§ **Given request**:
Identify the lines containing the word "Canada". Copy each one.

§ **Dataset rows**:
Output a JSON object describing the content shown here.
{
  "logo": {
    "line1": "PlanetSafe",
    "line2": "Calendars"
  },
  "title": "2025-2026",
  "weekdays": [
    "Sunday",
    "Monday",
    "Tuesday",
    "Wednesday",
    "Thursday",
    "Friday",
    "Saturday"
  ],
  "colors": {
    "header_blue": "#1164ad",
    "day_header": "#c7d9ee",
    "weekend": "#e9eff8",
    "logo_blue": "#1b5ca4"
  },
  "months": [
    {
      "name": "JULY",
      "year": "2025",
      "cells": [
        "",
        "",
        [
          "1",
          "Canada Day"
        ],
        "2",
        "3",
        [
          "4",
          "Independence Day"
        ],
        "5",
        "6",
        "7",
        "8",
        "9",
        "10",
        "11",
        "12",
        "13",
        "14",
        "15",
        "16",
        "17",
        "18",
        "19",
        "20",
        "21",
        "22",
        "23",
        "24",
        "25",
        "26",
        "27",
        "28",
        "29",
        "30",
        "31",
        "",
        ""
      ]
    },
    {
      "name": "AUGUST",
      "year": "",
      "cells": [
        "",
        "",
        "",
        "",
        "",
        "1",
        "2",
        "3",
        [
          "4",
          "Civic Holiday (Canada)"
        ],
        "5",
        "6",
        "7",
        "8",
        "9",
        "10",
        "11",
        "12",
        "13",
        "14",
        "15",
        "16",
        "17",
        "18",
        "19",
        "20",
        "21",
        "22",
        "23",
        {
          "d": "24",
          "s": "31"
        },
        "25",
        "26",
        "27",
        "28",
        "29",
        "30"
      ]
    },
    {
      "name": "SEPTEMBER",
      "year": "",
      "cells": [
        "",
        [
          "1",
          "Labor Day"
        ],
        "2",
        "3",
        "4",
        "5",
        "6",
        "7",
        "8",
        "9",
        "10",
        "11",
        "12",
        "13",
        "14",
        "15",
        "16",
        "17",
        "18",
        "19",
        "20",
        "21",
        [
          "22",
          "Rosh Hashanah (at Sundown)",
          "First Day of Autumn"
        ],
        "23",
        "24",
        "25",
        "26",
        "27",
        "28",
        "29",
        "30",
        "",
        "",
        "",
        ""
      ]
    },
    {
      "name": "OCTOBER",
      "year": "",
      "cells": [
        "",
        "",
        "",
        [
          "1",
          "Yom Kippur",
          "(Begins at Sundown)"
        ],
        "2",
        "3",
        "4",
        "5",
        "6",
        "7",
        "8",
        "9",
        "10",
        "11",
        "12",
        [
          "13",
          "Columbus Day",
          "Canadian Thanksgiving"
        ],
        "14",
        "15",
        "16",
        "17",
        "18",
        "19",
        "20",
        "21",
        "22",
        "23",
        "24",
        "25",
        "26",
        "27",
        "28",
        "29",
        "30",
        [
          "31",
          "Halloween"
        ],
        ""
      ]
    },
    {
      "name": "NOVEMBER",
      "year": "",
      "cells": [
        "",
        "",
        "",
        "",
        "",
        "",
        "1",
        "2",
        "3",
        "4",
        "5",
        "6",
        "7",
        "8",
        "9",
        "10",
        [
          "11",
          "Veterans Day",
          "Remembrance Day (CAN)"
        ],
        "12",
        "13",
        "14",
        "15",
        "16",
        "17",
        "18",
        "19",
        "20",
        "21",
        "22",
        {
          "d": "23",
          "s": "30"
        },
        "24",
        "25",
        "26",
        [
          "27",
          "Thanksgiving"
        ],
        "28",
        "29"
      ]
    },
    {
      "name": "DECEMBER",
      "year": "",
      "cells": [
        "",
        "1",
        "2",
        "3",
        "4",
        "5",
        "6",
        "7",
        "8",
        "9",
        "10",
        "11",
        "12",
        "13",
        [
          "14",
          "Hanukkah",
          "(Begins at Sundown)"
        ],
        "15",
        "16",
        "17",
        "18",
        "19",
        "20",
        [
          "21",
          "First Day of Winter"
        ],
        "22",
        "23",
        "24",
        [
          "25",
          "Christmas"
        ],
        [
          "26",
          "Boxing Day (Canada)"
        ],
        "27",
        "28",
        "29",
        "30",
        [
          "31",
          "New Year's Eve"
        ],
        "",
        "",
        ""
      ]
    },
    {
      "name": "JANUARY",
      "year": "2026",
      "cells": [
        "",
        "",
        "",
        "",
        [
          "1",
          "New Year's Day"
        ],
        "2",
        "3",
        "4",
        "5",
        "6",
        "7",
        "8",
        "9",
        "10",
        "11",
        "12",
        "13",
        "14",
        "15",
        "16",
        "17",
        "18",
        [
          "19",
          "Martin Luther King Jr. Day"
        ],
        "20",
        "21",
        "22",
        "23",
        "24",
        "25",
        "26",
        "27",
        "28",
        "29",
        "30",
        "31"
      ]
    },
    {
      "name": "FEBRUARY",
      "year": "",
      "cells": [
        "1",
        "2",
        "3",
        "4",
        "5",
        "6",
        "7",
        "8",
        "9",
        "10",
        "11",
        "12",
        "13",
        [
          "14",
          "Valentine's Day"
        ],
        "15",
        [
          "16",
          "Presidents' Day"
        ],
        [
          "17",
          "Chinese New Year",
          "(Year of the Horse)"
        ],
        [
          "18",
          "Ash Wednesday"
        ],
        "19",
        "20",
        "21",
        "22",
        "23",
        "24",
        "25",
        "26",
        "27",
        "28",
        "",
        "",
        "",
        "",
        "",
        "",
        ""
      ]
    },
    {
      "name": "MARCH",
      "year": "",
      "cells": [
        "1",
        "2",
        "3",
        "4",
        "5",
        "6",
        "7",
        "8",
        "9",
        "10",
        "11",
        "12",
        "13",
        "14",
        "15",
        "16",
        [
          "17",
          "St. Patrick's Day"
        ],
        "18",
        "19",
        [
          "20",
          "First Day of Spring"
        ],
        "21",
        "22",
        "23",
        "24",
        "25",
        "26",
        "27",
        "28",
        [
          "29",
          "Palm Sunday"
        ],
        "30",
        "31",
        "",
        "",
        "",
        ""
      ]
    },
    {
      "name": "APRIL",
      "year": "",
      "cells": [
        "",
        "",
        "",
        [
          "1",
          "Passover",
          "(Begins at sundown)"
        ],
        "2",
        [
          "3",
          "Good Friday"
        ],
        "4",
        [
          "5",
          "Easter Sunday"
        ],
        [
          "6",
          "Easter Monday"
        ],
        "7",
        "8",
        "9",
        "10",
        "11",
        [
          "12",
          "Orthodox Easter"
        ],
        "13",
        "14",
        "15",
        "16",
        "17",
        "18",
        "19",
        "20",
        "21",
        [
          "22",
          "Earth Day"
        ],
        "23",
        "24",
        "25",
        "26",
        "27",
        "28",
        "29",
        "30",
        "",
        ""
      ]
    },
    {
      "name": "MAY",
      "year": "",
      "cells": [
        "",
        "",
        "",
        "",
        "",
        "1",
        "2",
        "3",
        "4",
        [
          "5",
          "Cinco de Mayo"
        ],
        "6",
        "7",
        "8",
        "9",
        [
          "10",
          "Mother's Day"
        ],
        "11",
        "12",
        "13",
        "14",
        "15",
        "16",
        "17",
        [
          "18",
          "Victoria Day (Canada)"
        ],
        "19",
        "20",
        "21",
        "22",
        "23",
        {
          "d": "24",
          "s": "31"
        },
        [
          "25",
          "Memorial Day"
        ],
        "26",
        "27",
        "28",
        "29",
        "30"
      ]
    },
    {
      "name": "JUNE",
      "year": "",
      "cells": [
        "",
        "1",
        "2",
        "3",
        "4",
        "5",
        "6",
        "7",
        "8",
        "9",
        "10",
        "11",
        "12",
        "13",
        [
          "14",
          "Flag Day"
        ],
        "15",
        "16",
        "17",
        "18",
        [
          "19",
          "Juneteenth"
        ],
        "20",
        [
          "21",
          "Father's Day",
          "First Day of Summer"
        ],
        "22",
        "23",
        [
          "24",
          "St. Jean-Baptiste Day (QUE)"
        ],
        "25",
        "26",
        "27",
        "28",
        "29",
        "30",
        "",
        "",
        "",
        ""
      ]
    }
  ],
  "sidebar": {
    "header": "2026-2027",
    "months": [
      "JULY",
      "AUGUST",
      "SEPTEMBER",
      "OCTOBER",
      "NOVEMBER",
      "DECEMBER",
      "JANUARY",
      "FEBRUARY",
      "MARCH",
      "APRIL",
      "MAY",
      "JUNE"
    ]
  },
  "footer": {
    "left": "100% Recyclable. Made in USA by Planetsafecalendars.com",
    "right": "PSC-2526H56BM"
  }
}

§ **Answer below**:
          "Canada Day"
          "Civic Holiday (Canada)"
          "Boxing Day (Canada)"
          "Victoria Day (Canada)"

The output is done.